Retype the part of the items that opens with the line containing "Detect and localize" and closes with the line containing "journal-id-value: NEXT [405,150,440,165]", keeping every line exactly as it appears and leaving out the pictures.

#### Record excerpts
------

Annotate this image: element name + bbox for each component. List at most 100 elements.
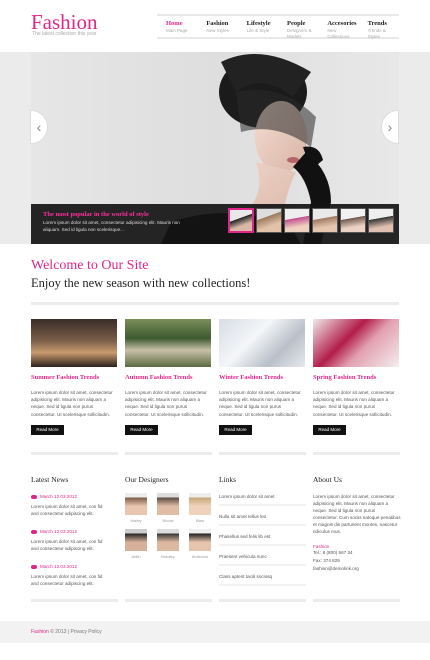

------

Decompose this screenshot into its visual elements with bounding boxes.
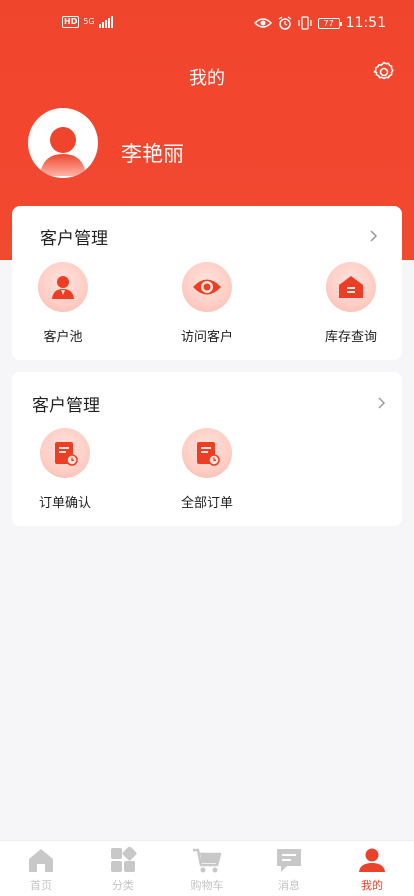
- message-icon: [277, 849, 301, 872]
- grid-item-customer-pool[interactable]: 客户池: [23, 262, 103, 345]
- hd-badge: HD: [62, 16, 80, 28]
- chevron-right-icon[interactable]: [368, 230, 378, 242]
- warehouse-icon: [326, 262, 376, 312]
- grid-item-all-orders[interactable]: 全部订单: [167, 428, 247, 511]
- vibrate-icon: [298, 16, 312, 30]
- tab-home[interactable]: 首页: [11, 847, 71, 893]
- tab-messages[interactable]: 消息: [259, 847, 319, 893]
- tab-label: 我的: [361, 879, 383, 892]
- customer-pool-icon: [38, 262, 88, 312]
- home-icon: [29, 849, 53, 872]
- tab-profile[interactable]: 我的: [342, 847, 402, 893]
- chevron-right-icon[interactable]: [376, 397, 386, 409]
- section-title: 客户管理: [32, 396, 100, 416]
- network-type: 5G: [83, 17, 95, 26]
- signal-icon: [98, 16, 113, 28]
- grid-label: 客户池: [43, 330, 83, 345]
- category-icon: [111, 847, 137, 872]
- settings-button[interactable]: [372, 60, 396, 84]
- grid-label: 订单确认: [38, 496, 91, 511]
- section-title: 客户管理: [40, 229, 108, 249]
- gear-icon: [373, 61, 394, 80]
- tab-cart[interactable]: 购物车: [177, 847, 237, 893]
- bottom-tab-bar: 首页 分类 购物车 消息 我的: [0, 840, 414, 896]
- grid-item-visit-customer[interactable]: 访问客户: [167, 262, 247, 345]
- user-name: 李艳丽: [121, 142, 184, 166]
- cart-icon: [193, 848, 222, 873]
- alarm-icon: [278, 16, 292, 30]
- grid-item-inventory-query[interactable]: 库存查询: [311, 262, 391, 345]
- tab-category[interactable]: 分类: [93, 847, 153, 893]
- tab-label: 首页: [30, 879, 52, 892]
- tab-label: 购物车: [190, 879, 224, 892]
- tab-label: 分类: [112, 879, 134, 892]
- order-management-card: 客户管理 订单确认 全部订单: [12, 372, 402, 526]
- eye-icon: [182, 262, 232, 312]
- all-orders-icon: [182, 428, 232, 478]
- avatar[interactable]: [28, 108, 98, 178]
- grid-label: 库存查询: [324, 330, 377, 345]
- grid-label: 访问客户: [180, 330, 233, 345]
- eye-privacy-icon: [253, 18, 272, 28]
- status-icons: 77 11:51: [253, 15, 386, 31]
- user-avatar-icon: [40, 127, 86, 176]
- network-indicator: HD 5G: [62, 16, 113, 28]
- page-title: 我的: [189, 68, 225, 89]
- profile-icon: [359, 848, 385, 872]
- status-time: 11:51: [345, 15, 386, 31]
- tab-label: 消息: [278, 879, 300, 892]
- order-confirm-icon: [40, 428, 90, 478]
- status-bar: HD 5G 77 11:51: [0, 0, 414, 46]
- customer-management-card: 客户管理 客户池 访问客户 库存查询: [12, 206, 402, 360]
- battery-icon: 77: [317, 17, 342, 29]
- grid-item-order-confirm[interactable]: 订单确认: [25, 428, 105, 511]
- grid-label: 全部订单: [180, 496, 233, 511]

------

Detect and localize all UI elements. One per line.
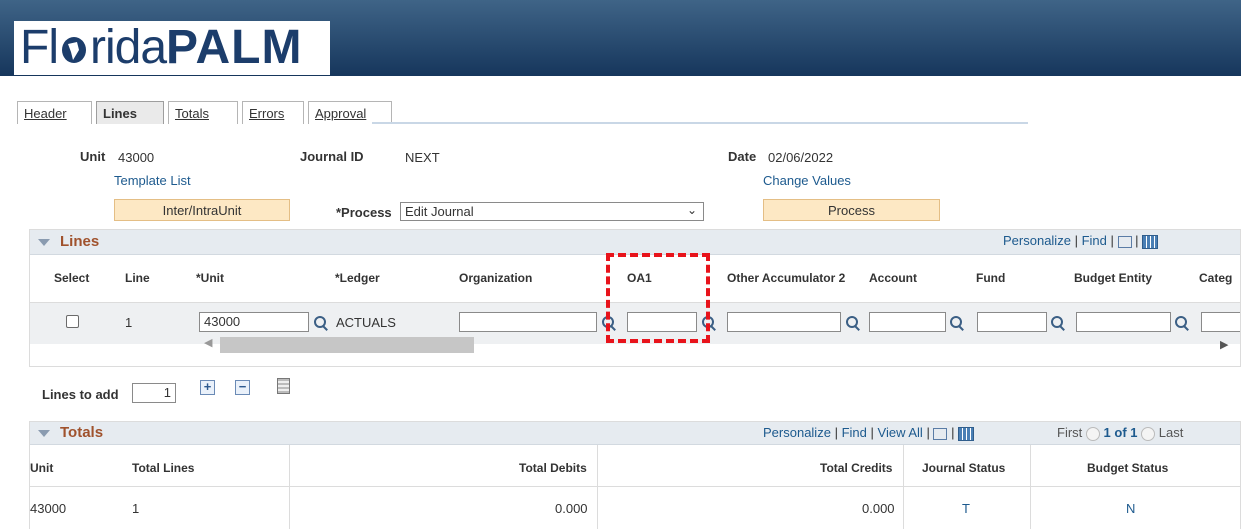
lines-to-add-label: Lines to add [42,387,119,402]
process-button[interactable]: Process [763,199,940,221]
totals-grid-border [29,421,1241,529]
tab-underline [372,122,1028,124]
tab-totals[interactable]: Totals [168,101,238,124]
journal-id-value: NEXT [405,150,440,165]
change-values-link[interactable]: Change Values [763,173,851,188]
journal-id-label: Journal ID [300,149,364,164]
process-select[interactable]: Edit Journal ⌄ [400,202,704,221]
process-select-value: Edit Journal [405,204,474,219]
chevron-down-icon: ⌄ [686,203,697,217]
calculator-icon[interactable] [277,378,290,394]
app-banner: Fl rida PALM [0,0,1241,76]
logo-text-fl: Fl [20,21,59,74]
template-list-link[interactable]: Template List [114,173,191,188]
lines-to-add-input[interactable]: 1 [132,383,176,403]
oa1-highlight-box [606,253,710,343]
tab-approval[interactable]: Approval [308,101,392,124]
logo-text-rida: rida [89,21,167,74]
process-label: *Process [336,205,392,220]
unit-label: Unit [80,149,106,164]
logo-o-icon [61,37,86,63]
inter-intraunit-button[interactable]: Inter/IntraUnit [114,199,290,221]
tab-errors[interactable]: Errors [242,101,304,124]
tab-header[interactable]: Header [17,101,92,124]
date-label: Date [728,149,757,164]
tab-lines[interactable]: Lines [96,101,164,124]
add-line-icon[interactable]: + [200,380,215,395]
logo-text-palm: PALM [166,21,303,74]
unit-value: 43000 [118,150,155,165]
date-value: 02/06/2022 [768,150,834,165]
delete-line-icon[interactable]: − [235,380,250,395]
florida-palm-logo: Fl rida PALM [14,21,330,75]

------

#### Output for this exercise
Detect and localize all UI elements. One per line.
lines-to-add-label: Lines to add [42,387,119,402]
process-button[interactable]: Process [763,199,940,221]
totals-grid-border [29,421,1241,529]
tab-underline [372,122,1028,124]
tab-totals[interactable]: Totals [168,101,238,124]
journal-id-value: NEXT [405,150,440,165]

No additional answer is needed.